Records excerpted from a collection:
····················
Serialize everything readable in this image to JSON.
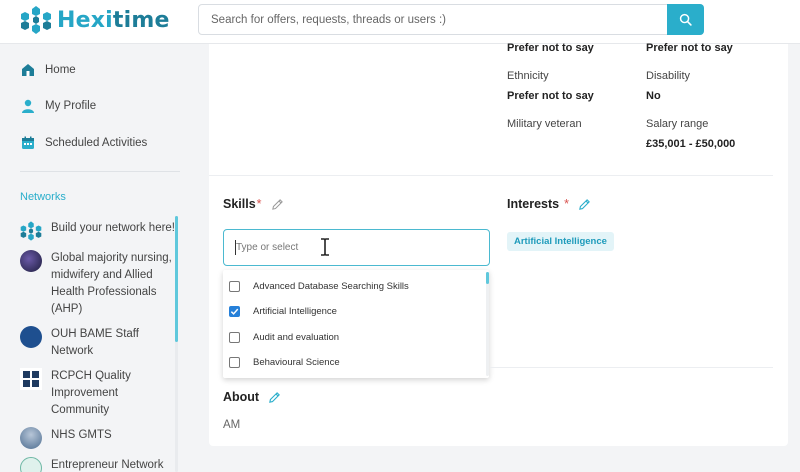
{
  "header": {
    "logo_prefix": "Hexi",
    "logo_suffix": "time",
    "search_placeholder": "Search for offers, requests, threads or users :)"
  },
  "sidebar": {
    "nav": [
      {
        "label": "Home",
        "icon": "home-icon"
      },
      {
        "label": "My Profile",
        "icon": "user-icon"
      },
      {
        "label": "Scheduled Activities",
        "icon": "calendar-icon"
      }
    ],
    "networks_title": "Networks",
    "networks": [
      {
        "label": "Build your network here!",
        "icon": "hexitime-logo-icon"
      },
      {
        "label": "Global majority nursing, midwifery and Allied Health Professionals (AHP)",
        "icon": "network-avatar-icon"
      },
      {
        "label": "OUH BAME Staff Network",
        "icon": "ouh-bame-logo-icon"
      },
      {
        "label": "RCPCH Quality Improvement Community",
        "icon": "rcpch-logo-icon"
      },
      {
        "label": "NHS GMTS",
        "icon": "nhs-gmts-avatar-icon"
      },
      {
        "label": "Entrepreneur Network",
        "icon": "entrepreneur-avatar-icon"
      }
    ]
  },
  "profile": {
    "top_left_value": "Prefer not to say",
    "top_right_value": "Prefer not to say",
    "ethnicity_label": "Ethnicity",
    "ethnicity_value": "Prefer not to say",
    "disability_label": "Disability",
    "disability_value": "No",
    "veteran_label": "Military veteran",
    "salary_label": "Salary range",
    "salary_value": "£35,001 - £50,000"
  },
  "skills": {
    "title": "Skills",
    "required_mark": "*",
    "input_placeholder": "Type or select",
    "options": [
      {
        "label": "Advanced Database Searching Skills",
        "checked": false
      },
      {
        "label": "Artificial Intelligence",
        "checked": true
      },
      {
        "label": "Audit and evaluation",
        "checked": false
      },
      {
        "label": "Behavioural Science",
        "checked": false
      }
    ]
  },
  "interests": {
    "title": "Interests",
    "required_mark": "*",
    "tags": [
      "Artificial Intelligence"
    ]
  },
  "about": {
    "title": "About",
    "value": "AM"
  },
  "colors": {
    "accent": "#2aaecb",
    "checkbox_checked": "#2680d9",
    "required": "#d9534f"
  }
}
····················
Task goal: Repeat the data in full and exactly. Omit pictures.

Result of this task:
Serialize everything readable in this image to JSON.
{
  "header": {
    "logo_prefix": "Hexi",
    "logo_suffix": "time",
    "search_placeholder": "Search for offers, requests, threads or users :)"
  },
  "sidebar": {
    "nav": [
      {
        "label": "Home",
        "icon": "home-icon"
      },
      {
        "label": "My Profile",
        "icon": "user-icon"
      },
      {
        "label": "Scheduled Activities",
        "icon": "calendar-icon"
      }
    ],
    "networks_title": "Networks",
    "networks": [
      {
        "label": "Build your network here!",
        "icon": "hexitime-logo-icon"
      },
      {
        "label": "Global majority nursing, midwifery and Allied Health Professionals (AHP)",
        "icon": "network-avatar-icon"
      },
      {
        "label": "OUH BAME Staff Network",
        "icon": "ouh-bame-logo-icon"
      },
      {
        "label": "RCPCH Quality Improvement Community",
        "icon": "rcpch-logo-icon"
      },
      {
        "label": "NHS GMTS",
        "icon": "nhs-gmts-avatar-icon"
      },
      {
        "label": "Entrepreneur Network",
        "icon": "entrepreneur-avatar-icon"
      }
    ]
  },
  "profile": {
    "top_left_value": "Prefer not to say",
    "top_right_value": "Prefer not to say",
    "ethnicity_label": "Ethnicity",
    "ethnicity_value": "Prefer not to say",
    "disability_label": "Disability",
    "disability_value": "No",
    "veteran_label": "Military veteran",
    "salary_label": "Salary range",
    "salary_value": "£35,001 - £50,000"
  },
  "skills": {
    "title": "Skills",
    "required_mark": "*",
    "input_placeholder": "Type or select",
    "options": [
      {
        "label": "Advanced Database Searching Skills",
        "checked": false
      },
      {
        "label": "Artificial Intelligence",
        "checked": true
      },
      {
        "label": "Audit and evaluation",
        "checked": false
      },
      {
        "label": "Behavioural Science",
        "checked": false
      }
    ]
  },
  "interests": {
    "title": "Interests",
    "required_mark": "*",
    "tags": [
      "Artificial Intelligence"
    ]
  },
  "about": {
    "title": "About",
    "value": "AM"
  },
  "colors": {
    "accent": "#2aaecb",
    "checkbox_checked": "#2680d9",
    "required": "#d9534f"
  }
}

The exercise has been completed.